DIRECTION
Pull every line with the word "also" out of the entries below.

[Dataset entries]

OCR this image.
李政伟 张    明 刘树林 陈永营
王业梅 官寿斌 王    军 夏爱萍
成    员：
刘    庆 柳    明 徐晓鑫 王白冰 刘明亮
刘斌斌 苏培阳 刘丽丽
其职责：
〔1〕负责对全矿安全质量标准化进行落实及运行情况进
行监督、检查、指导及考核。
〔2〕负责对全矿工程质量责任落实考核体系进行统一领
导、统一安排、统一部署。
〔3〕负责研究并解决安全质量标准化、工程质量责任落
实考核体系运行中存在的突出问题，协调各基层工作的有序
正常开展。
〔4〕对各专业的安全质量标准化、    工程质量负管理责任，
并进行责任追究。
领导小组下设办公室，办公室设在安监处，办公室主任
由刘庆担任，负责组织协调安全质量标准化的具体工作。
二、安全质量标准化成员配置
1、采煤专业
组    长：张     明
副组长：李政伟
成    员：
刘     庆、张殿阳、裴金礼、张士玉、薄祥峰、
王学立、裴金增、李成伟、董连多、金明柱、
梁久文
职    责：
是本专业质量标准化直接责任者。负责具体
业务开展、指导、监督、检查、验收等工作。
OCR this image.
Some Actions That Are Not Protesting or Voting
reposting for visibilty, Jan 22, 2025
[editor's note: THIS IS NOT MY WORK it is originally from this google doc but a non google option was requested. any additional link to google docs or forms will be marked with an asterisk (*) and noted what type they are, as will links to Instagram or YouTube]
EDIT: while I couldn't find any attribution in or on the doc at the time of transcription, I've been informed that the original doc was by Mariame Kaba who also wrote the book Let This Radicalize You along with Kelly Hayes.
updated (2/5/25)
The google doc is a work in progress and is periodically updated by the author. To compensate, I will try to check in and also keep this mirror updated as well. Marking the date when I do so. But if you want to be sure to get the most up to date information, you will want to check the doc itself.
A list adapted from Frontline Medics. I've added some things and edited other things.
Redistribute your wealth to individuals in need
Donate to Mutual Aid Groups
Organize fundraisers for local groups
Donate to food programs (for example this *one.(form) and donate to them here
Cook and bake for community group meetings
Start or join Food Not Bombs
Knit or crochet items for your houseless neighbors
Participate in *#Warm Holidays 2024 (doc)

REPLY
EDIT: while I couldn't find any attribution in or on the doc at the time of transcription, I've been informed that the original doc was by Mariame Kaba who also wrote the book Let This Radicalize You along with Kelly Hayes.
The google doc is a work in progress and is periodically updated by the author. To compensate, I will try to check in and also keep this mirror updated as well. Marking the date when I do so. But if you want to be sure to get the most up to date information, you will want to check the doc itself.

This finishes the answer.